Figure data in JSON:
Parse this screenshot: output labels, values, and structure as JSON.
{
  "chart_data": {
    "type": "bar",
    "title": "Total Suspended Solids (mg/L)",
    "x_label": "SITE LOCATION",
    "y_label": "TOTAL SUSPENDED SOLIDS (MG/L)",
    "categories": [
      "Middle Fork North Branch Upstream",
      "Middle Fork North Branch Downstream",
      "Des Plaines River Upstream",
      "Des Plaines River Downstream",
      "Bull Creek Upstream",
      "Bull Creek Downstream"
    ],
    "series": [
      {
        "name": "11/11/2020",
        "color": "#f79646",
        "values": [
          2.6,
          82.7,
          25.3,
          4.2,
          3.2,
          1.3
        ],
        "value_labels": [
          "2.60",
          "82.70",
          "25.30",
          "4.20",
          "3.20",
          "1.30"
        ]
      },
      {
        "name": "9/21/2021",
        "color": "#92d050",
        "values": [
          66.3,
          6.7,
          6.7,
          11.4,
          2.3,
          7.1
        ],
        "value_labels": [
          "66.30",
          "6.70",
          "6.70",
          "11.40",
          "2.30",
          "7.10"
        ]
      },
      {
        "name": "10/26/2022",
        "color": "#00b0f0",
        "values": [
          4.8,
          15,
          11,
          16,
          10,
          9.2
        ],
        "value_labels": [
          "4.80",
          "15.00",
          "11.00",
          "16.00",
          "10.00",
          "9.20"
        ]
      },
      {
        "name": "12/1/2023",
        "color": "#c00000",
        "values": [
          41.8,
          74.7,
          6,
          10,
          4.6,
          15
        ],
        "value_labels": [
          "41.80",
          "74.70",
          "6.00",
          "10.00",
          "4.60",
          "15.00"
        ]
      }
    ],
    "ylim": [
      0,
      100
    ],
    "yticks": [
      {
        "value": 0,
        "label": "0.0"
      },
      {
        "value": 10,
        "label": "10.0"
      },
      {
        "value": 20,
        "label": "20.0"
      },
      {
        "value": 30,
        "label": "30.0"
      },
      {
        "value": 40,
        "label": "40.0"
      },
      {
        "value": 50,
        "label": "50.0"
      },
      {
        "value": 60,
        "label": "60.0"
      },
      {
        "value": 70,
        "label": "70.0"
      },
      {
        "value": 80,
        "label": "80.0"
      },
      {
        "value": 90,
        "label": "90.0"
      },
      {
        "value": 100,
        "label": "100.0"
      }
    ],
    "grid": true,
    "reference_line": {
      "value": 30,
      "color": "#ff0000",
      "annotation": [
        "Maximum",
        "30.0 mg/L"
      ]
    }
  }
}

TASK TO CARRY OUT:
Please repeat the listing exactly, with nothing left out.

RESULT OF THE EXERCISE:
Parse this screenshot: output labels, values, and structure as JSON.
{
  "chart_data": {
    "type": "bar",
    "title": "Total Suspended Solids (mg/L)",
    "x_label": "SITE LOCATION",
    "y_label": "TOTAL SUSPENDED SOLIDS (MG/L)",
    "categories": [
      "Middle Fork North Branch Upstream",
      "Middle Fork North Branch Downstream",
      "Des Plaines River Upstream",
      "Des Plaines River Downstream",
      "Bull Creek Upstream",
      "Bull Creek Downstream"
    ],
    "series": [
      {
        "name": "11/11/2020",
        "color": "#f79646",
        "values": [
          2.6,
          82.7,
          25.3,
          4.2,
          3.2,
          1.3
        ],
        "value_labels": [
          "2.60",
          "82.70",
          "25.30",
          "4.20",
          "3.20",
          "1.30"
        ]
      },
      {
        "name": "9/21/2021",
        "color": "#92d050",
        "values": [
          66.3,
          6.7,
          6.7,
          11.4,
          2.3,
          7.1
        ],
        "value_labels": [
          "66.30",
          "6.70",
          "6.70",
          "11.40",
          "2.30",
          "7.10"
        ]
      },
      {
        "name": "10/26/2022",
        "color": "#00b0f0",
        "values": [
          4.8,
          15,
          11,
          16,
          10,
          9.2
        ],
        "value_labels": [
          "4.80",
          "15.00",
          "11.00",
          "16.00",
          "10.00",
          "9.20"
        ]
      },
      {
        "name": "12/1/2023",
        "color": "#c00000",
        "values": [
          41.8,
          74.7,
          6,
          10,
          4.6,
          15
        ],
        "value_labels": [
          "41.80",
          "74.70",
          "6.00",
          "10.00",
          "4.60",
          "15.00"
        ]
      }
    ],
    "ylim": [
      0,
      100
    ],
    "yticks": [
      {
        "value": 0,
        "label": "0.0"
      },
      {
        "value": 10,
        "label": "10.0"
      },
      {
        "value": 20,
        "label": "20.0"
      },
      {
        "value": 30,
        "label": "30.0"
      },
      {
        "value": 40,
        "label": "40.0"
      },
      {
        "value": 50,
        "label": "50.0"
      },
      {
        "value": 60,
        "label": "60.0"
      },
      {
        "value": 70,
        "label": "70.0"
      },
      {
        "value": 80,
        "label": "80.0"
      },
      {
        "value": 90,
        "label": "90.0"
      },
      {
        "value": 100,
        "label": "100.0"
      }
    ],
    "grid": true,
    "reference_line": {
      "value": 30,
      "color": "#ff0000",
      "annotation": [
        "Maximum",
        "30.0 mg/L"
      ]
    }
  }
}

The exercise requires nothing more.